Each entry below should be written out exactly as it is, with no pictures.
··········
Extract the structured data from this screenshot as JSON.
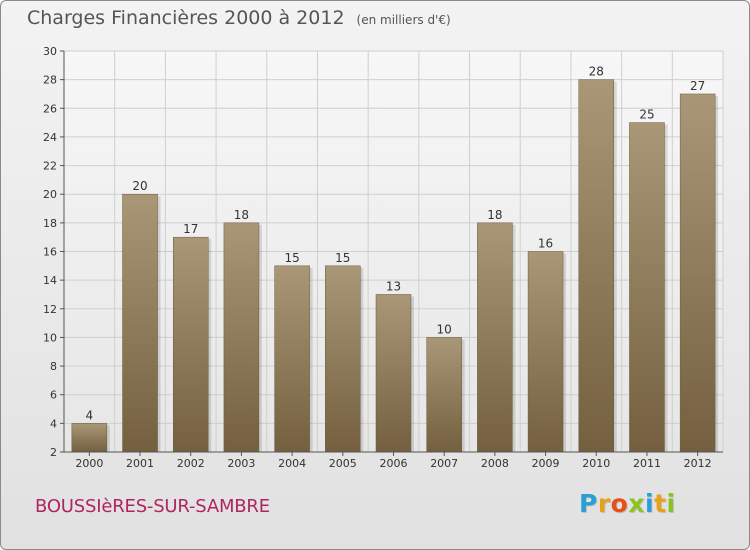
{
  "header": {
    "title": "Charges Financières 2000 à 2012",
    "subtitle": "(en milliers d'€)"
  },
  "footer": {
    "city": "BOUSSIèRES-SUR-SAMBRE",
    "logo_letters": [
      "P",
      "r",
      "o",
      "x",
      "i",
      "t",
      "i"
    ],
    "logo_colors": [
      "#2a9fd6",
      "#e8a21a",
      "#e8501a",
      "#8bc21e",
      "#2a9fd6",
      "#e8a21a",
      "#8bc21e"
    ]
  },
  "chart_data": {
    "type": "bar",
    "title": "Charges Financières 2000 à 2012",
    "subtitle": "(en milliers d'€)",
    "xlabel": "",
    "ylabel": "",
    "categories": [
      "2000",
      "2001",
      "2002",
      "2003",
      "2004",
      "2005",
      "2006",
      "2007",
      "2008",
      "2009",
      "2010",
      "2011",
      "2012"
    ],
    "values": [
      4,
      20,
      17,
      18,
      15,
      15,
      13,
      10,
      18,
      16,
      28,
      25,
      27
    ],
    "ylim": [
      2,
      30
    ],
    "yticks": [
      2,
      4,
      6,
      8,
      10,
      12,
      14,
      16,
      18,
      20,
      22,
      24,
      26,
      28,
      30
    ],
    "grid": true,
    "bar_color": "#8f7a5b",
    "grid_color": "#cfcfcf"
  }
}
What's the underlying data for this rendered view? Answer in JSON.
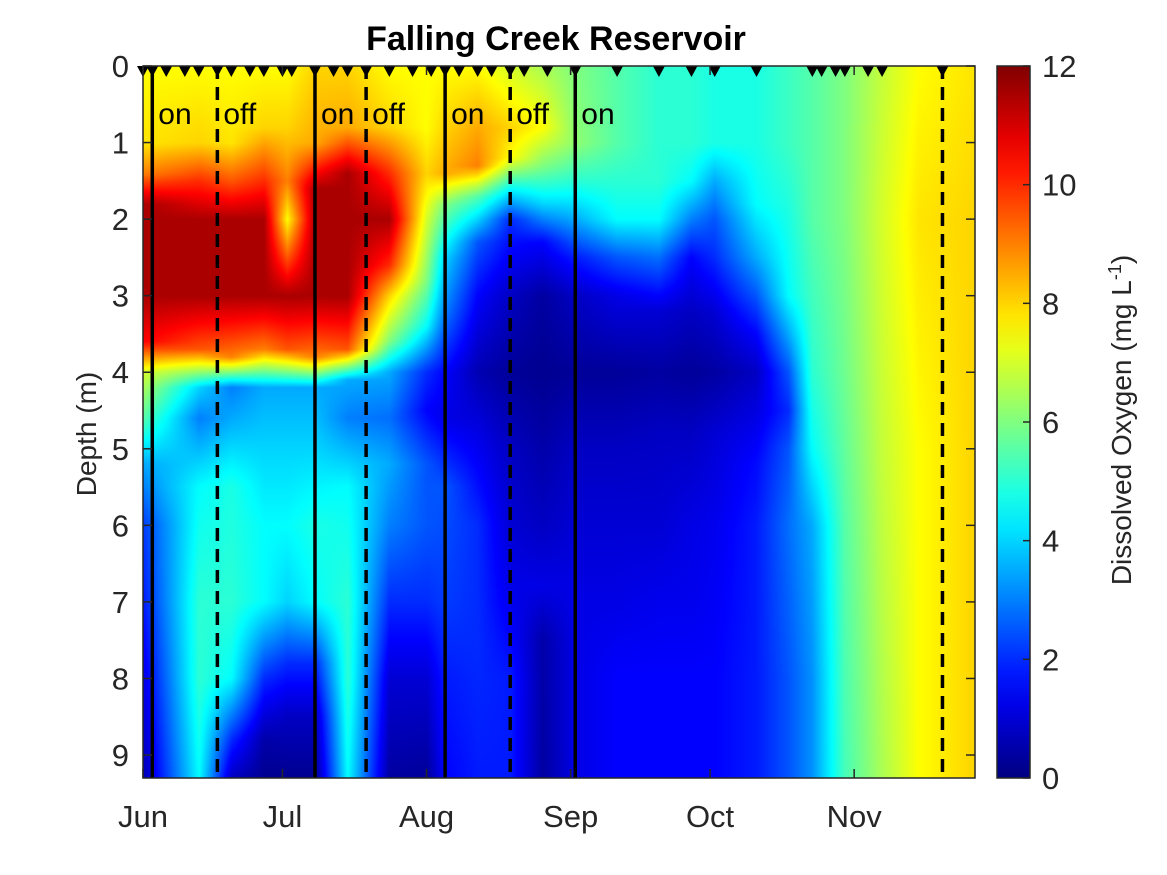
··········
*IN RESPONSE*
Extract the structured data from this screenshot as JSON.
{
  "header": {
    "title": "Charges Financières 2000 à 2012",
    "subtitle": "(en milliers d'€)"
  },
  "footer": {
    "city": "BOUSSIèRES-SUR-SAMBRE",
    "logo_letters": [
      "P",
      "r",
      "o",
      "x",
      "i",
      "t",
      "i"
    ],
    "logo_colors": [
      "#2a9fd6",
      "#e8a21a",
      "#e8501a",
      "#8bc21e",
      "#2a9fd6",
      "#e8a21a",
      "#8bc21e"
    ]
  },
  "chart_data": {
    "type": "bar",
    "title": "Charges Financières 2000 à 2012",
    "subtitle": "(en milliers d'€)",
    "xlabel": "",
    "ylabel": "",
    "categories": [
      "2000",
      "2001",
      "2002",
      "2003",
      "2004",
      "2005",
      "2006",
      "2007",
      "2008",
      "2009",
      "2010",
      "2011",
      "2012"
    ],
    "values": [
      4,
      20,
      17,
      18,
      15,
      15,
      13,
      10,
      18,
      16,
      28,
      25,
      27
    ],
    "ylim": [
      2,
      30
    ],
    "yticks": [
      2,
      4,
      6,
      8,
      10,
      12,
      14,
      16,
      18,
      20,
      22,
      24,
      26,
      28,
      30
    ],
    "grid": true,
    "bar_color": "#8f7a5b",
    "grid_color": "#cfcfcf"
  }
}
What's the underlying data for this rendered view? Answer in JSON.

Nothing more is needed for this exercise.